Thucydide pensait que, tout au moins au début de la guerre, les Grecs étaient loin d'avoir amené l'ensemble de leurs forces, que, faute d'argent, ils étaient en nombre insuffisant et que le ravitaillement avait été mal préparé, parce qu'ils avaient cru, à tort, pouvoir vivre facilement sur le pays (I, 11). C'est possible. Ils n'avaient sans doute pas pensé non plus, comme Agamemnon nous l'a appris, avoir à faire à un adversaire sans cesse renforcé par de nombreux contingents alliés. Ce manque de préparation, de prévision et d'organisation a pu peser d'un grand poids sur les événements et jouer un rôle important dans la durée de la guerre. Quelqu'un a-t-il songé chez nous à cette préhistorique expérience ?

La tactique des combats n'est pas moins instructive pour nous éclairer sur le plan de campagne des Grecs, lorsqu'ils eurent reconnu la difficulté de la situation.

Nous ne trouvons pas dans l'Iliade de grande bataille, où la plus grosse part des effectifs seraient engagés pour tenter un effort décisif. C'est un afflux et reflux perpétuel d'unités plus ou moins importantes : pointes poussées par les assaillants, contre-attaques des défenseurs et corps à corps.

(Lignes d'un jeu de données)
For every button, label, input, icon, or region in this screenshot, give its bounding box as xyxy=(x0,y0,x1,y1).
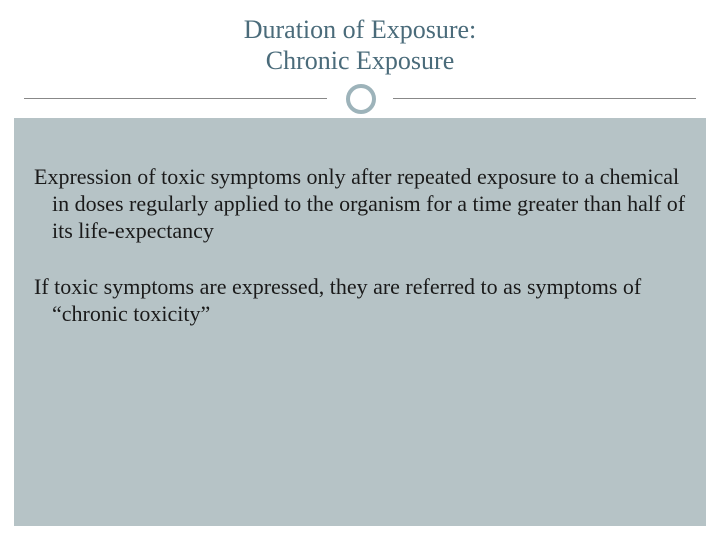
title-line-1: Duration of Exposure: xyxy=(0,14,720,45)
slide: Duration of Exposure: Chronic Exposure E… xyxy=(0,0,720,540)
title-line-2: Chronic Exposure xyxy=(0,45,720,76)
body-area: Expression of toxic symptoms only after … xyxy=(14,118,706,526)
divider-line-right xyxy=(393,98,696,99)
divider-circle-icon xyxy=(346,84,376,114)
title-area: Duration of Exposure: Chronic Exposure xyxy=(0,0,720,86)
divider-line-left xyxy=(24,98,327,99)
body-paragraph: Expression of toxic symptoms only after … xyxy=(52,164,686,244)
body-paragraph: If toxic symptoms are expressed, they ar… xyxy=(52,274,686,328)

LISTE DES TÂCHES:
A. D'après l'extrait, les affirmations suivantes sont-elles exactes ? Pour chacune, répondez par oui ou par non et citez les mots décisifs du texte. (i) Selon Thucydide, les Grecs avaient amené toutes leurs forces dès le début de la guerre. (ii) L'Iliade décrit une grande bataille où la plus grosse part des effectifs est engagée. (iii) Les Grecs avaient cru pouvoir vivre facilement sur le pays.
B. Dans l'extrait, pour quelle raison les Grecs étaient-ils en nombre insuffisant, selon Thucydide ?
C. Donnez la suite de l'extrait sur la tactique des combats dans l'Iliade.

RÉPONSES:
A.
(i) Non : « les Grecs étaient loin d'avoir amené l'ensemble de leurs forces ».
(ii) Non : « Nous ne trouvons pas dans l'Iliade de grande bataille ».
(iii) Oui : « parce qu'ils avaient cru, à tort, pouvoir vivre facilement sur le pays ».

B. Faute d'argent.

C.
Au début du chant XI, par exemple, une offensive, qui devient une affaire assez sérieuse, est décidée par le généralissime. Agamemnon couvre ses jambes de cnémides, revêt sa cuirasse, suspend à l'épaule sa longue épée, s'arme de deux lances en bois garnies de pointes en bronze et se couvre d'un grand bouclier, qui protège le corps tout entier, comme on en voit sur les vases et les peintures mycéniennes — le petit bouclier rond en usage à l'époque grecque archaïque n'est jamais mentionné —. Les chevaux restent en arrière au bord des fossés, prêts à la poursuite, si l'attaque réussit ; les guerriers, rangés en ordre, s'élancent à pied, leurs chars au repos derrière eux. Les Troyens, de leur côté, ont placé leurs unités sur la petite éminence, qui se trouve sur la rive gauche du Scamandre, près du village actuel de Koum-Kieuï. Hector est à leur tête. Les clameurs se lèvent avant l'aurore.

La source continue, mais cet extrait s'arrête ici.